**To do:**
Your task is to print all of the data word for word.

○ ○ ○ ○ ○ ○ ○

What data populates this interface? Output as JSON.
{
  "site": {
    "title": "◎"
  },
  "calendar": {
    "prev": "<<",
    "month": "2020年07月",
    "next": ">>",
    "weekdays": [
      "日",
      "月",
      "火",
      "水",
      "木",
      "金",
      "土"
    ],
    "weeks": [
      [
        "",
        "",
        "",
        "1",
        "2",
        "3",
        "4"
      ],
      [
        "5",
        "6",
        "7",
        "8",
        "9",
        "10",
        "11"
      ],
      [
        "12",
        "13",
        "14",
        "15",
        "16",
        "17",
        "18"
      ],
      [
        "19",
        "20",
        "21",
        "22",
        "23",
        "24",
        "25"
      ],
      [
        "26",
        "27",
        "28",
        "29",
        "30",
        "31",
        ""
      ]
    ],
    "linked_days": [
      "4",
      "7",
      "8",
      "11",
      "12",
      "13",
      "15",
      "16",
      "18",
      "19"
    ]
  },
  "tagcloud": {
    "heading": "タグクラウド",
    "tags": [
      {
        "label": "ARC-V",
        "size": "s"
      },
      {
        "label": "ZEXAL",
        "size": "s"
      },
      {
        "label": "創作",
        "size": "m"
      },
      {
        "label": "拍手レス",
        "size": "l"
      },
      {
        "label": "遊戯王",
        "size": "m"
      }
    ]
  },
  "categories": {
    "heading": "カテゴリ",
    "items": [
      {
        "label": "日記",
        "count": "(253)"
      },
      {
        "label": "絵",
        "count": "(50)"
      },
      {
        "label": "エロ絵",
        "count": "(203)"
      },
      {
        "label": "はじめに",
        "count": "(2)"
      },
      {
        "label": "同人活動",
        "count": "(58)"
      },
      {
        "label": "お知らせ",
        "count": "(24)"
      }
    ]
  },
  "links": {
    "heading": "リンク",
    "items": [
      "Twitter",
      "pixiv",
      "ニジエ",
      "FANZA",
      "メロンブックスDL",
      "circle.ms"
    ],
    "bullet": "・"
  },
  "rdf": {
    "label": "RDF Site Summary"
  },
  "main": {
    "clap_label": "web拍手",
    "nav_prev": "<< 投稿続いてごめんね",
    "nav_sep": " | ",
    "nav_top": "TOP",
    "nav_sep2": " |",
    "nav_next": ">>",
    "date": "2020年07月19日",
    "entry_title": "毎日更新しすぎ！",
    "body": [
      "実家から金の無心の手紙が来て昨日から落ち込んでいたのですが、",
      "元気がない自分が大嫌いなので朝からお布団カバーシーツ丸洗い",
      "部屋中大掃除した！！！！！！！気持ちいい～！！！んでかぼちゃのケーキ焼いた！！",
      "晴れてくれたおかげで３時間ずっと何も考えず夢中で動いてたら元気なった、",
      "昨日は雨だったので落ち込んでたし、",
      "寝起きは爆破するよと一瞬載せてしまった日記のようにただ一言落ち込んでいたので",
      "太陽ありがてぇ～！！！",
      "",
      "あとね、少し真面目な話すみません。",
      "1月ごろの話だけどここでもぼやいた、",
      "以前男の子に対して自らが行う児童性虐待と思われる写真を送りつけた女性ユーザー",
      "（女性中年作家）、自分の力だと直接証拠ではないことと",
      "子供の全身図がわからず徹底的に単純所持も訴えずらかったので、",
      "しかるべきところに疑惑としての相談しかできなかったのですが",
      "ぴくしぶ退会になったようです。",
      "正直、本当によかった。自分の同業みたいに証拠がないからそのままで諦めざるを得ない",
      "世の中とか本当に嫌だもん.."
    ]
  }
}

○ ○ ○ ○ ○ ○ ○

**Written reply:**
What data populates this interface? Output as JSON.
{
  "site": {
    "title": "◎"
  },
  "calendar": {
    "prev": "<<",
    "month": "2020年07月",
    "next": ">>",
    "weekdays": [
      "日",
      "月",
      "火",
      "水",
      "木",
      "金",
      "土"
    ],
    "weeks": [
      [
        "",
        "",
        "",
        "1",
        "2",
        "3",
        "4"
      ],
      [
        "5",
        "6",
        "7",
        "8",
        "9",
        "10",
        "11"
      ],
      [
        "12",
        "13",
        "14",
        "15",
        "16",
        "17",
        "18"
      ],
      [
        "19",
        "20",
        "21",
        "22",
        "23",
        "24",
        "25"
      ],
      [
        "26",
        "27",
        "28",
        "29",
        "30",
        "31",
        ""
      ]
    ],
    "linked_days": [
      "4",
      "7",
      "8",
      "11",
      "12",
      "13",
      "15",
      "16",
      "18",
      "19"
    ]
  },
  "tagcloud": {
    "heading": "タグクラウド",
    "tags": [
      {
        "label": "ARC-V",
        "size": "s"
      },
      {
        "label": "ZEXAL",
        "size": "s"
      },
      {
        "label": "創作",
        "size": "m"
      },
      {
        "label": "拍手レス",
        "size": "l"
      },
      {
        "label": "遊戯王",
        "size": "m"
      }
    ]
  },
  "categories": {
    "heading": "カテゴリ",
    "items": [
      {
        "label": "日記",
        "count": "(253)"
      },
      {
        "label": "絵",
        "count": "(50)"
      },
      {
        "label": "エロ絵",
        "count": "(203)"
      },
      {
        "label": "はじめに",
        "count": "(2)"
      },
      {
        "label": "同人活動",
        "count": "(58)"
      },
      {
        "label": "お知らせ",
        "count": "(24)"
      }
    ]
  },
  "links": {
    "heading": "リンク",
    "items": [
      "Twitter",
      "pixiv",
      "ニジエ",
      "FANZA",
      "メロンブックスDL",
      "circle.ms"
    ],
    "bullet": "・"
  },
  "rdf": {
    "label": "RDF Site Summary"
  },
  "main": {
    "clap_label": "web拍手",
    "nav_prev": "<< 投稿続いてごめんね",
    "nav_sep": " | ",
    "nav_top": "TOP",
    "nav_sep2": " |",
    "nav_next": ">>",
    "date": "2020年07月19日",
    "entry_title": "毎日更新しすぎ！",
    "body": [
      "実家から金の無心の手紙が来て昨日から落ち込んでいたのですが、",
      "元気がない自分が大嫌いなので朝からお布団カバーシーツ丸洗い",
      "部屋中大掃除した！！！！！！！気持ちいい～！！！んでかぼちゃのケーキ焼いた！！",
      "晴れてくれたおかげで３時間ずっと何も考えず夢中で動いてたら元気なった、",
      "昨日は雨だったので落ち込んでたし、",
      "寝起きは爆破するよと一瞬載せてしまった日記のようにただ一言落ち込んでいたので",
      "太陽ありがてぇ～！！！",
      "",
      "あとね、少し真面目な話すみません。",
      "1月ごろの話だけどここでもぼやいた、",
      "以前男の子に対して自らが行う児童性虐待と思われる写真を送りつけた女性ユーザー",
      "（女性中年作家）、自分の力だと直接証拠ではないことと",
      "子供の全身図がわからず徹底的に単純所持も訴えずらかったので、",
      "しかるべきところに疑惑としての相談しかできなかったのですが",
      "ぴくしぶ退会になったようです。",
      "正直、本当によかった。自分の同業みたいに証拠がないからそのままで諦めざるを得ない",
      "世の中とか本当に嫌だもん.."
    ]
  }
}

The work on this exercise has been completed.